## Given problem
From the listing below, pull out all lines with "JSON" in them.

## Records for processing
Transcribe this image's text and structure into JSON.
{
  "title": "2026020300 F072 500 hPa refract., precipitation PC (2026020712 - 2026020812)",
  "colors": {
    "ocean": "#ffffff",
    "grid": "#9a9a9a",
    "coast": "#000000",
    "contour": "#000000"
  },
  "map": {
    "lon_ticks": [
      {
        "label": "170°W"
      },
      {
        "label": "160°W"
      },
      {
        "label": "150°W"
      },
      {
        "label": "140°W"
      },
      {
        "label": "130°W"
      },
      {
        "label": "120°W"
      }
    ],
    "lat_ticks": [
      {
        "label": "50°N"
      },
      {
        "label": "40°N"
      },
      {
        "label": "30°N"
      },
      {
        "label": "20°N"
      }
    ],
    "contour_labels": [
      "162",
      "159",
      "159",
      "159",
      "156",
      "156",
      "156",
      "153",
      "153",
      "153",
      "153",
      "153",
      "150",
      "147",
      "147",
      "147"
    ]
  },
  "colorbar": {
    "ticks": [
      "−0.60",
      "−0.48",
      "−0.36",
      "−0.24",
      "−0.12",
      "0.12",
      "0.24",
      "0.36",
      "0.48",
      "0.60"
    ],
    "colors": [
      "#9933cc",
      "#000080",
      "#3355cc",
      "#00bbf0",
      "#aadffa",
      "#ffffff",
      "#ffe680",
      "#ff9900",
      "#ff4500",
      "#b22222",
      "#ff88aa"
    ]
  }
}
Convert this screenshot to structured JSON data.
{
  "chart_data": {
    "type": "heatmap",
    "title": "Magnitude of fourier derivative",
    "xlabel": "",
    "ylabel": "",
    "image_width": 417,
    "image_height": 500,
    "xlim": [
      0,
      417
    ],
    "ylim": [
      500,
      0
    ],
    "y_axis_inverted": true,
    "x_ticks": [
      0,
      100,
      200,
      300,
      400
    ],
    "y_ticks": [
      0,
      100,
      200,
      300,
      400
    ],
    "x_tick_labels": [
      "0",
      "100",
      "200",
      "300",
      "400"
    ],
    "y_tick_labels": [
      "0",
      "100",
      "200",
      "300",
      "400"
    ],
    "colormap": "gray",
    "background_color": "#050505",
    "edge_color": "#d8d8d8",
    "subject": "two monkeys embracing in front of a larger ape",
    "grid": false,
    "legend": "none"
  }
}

## Response to this task
Transcribe this image's text and structure into JSON.
Convert this screenshot to structured JSON data.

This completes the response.